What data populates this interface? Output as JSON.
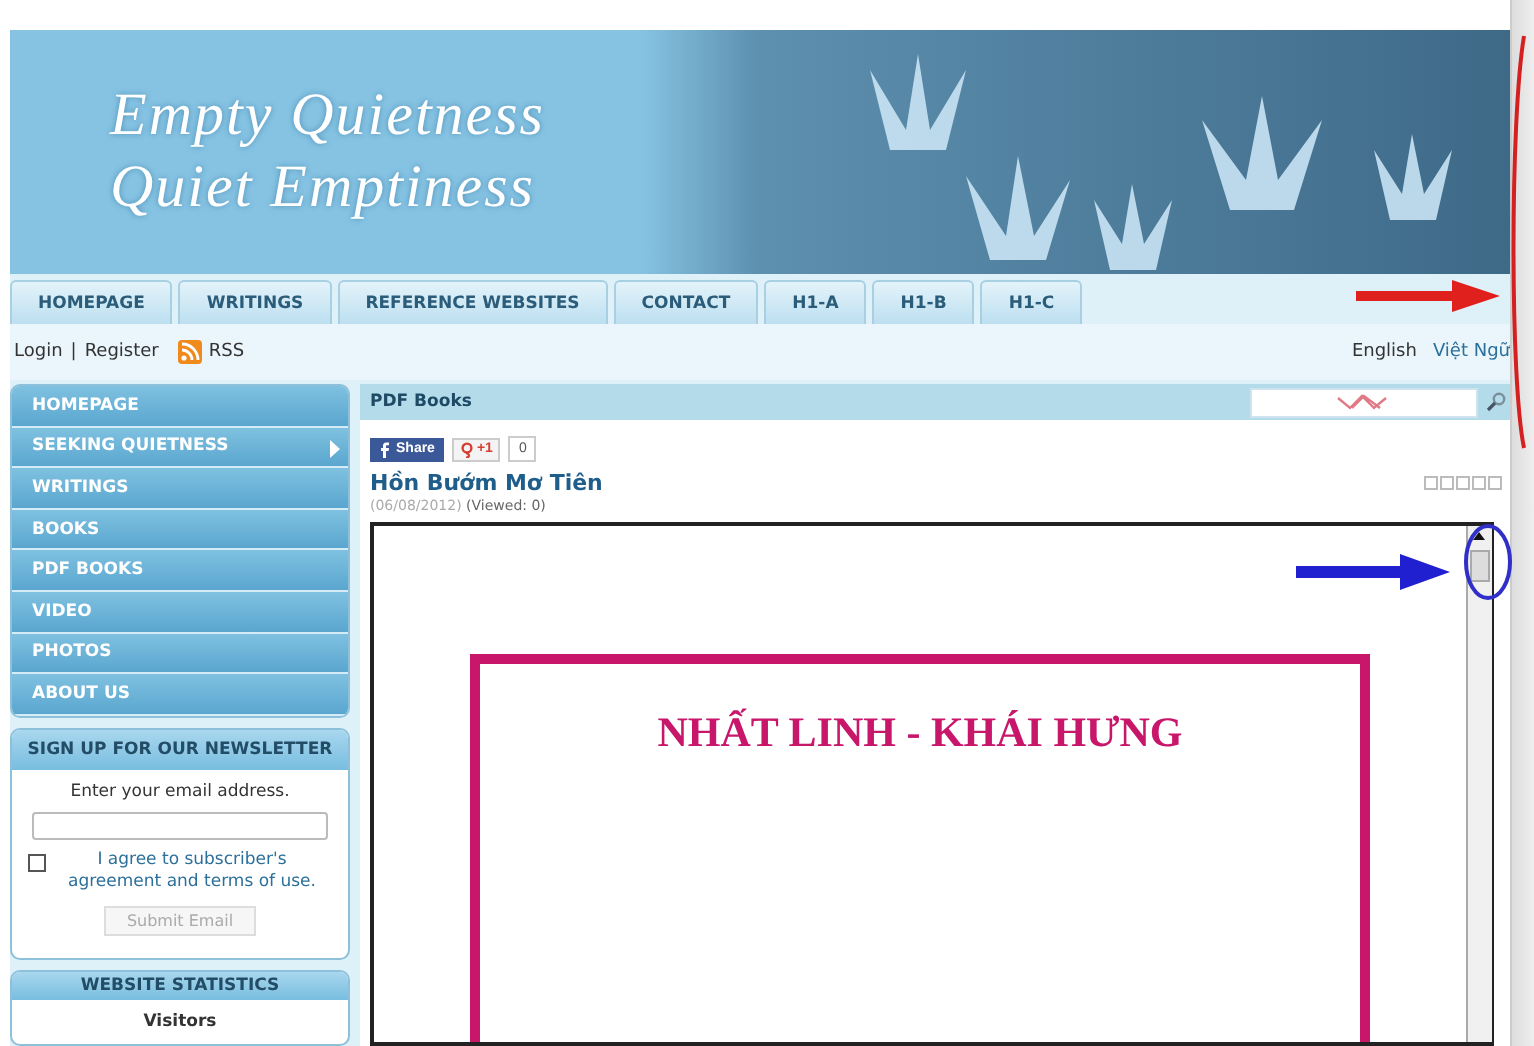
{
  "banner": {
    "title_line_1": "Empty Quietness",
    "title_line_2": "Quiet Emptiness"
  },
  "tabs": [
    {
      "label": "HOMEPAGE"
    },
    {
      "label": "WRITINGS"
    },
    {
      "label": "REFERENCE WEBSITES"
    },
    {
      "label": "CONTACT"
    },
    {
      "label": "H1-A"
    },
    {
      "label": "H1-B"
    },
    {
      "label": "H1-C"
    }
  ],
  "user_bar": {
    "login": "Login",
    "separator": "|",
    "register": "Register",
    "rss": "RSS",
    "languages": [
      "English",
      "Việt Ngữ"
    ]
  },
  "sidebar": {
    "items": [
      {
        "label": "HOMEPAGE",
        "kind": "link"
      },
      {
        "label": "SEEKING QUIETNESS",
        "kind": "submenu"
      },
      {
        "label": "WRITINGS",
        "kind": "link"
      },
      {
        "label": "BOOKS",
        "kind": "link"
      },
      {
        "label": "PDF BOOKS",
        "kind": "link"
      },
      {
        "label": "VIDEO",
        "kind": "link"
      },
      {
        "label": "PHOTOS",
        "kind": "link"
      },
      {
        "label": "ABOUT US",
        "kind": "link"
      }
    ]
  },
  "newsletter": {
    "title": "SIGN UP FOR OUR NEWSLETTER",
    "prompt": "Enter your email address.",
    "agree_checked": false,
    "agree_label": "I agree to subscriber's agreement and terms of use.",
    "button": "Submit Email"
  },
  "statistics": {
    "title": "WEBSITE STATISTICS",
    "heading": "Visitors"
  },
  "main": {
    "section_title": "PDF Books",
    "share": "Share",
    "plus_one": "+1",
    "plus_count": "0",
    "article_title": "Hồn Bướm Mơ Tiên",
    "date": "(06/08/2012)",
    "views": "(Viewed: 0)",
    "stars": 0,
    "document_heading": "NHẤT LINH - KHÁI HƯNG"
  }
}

> Given request:
Reproduce the material in full, word for word, and omit the pictures.

> Answer for the task:
What data populates this interface? Output as JSON.
{
  "banner": {
    "title_line_1": "Empty Quietness",
    "title_line_2": "Quiet Emptiness"
  },
  "tabs": [
    {
      "label": "HOMEPAGE"
    },
    {
      "label": "WRITINGS"
    },
    {
      "label": "REFERENCE WEBSITES"
    },
    {
      "label": "CONTACT"
    },
    {
      "label": "H1-A"
    },
    {
      "label": "H1-B"
    },
    {
      "label": "H1-C"
    }
  ],
  "user_bar": {
    "login": "Login",
    "separator": "|",
    "register": "Register",
    "rss": "RSS",
    "languages": [
      "English",
      "Việt Ngữ"
    ]
  },
  "sidebar": {
    "items": [
      {
        "label": "HOMEPAGE",
        "kind": "link"
      },
      {
        "label": "SEEKING QUIETNESS",
        "kind": "submenu"
      },
      {
        "label": "WRITINGS",
        "kind": "link"
      },
      {
        "label": "BOOKS",
        "kind": "link"
      },
      {
        "label": "PDF BOOKS",
        "kind": "link"
      },
      {
        "label": "VIDEO",
        "kind": "link"
      },
      {
        "label": "PHOTOS",
        "kind": "link"
      },
      {
        "label": "ABOUT US",
        "kind": "link"
      }
    ]
  },
  "newsletter": {
    "title": "SIGN UP FOR OUR NEWSLETTER",
    "prompt": "Enter your email address.",
    "agree_checked": false,
    "agree_label": "I agree to subscriber's agreement and terms of use.",
    "button": "Submit Email"
  },
  "statistics": {
    "title": "WEBSITE STATISTICS",
    "heading": "Visitors"
  },
  "main": {
    "section_title": "PDF Books",
    "share": "Share",
    "plus_one": "+1",
    "plus_count": "0",
    "article_title": "Hồn Bướm Mơ Tiên",
    "date": "(06/08/2012)",
    "views": "(Viewed: 0)",
    "stars": 0,
    "document_heading": "NHẤT LINH - KHÁI HƯNG"
  }
}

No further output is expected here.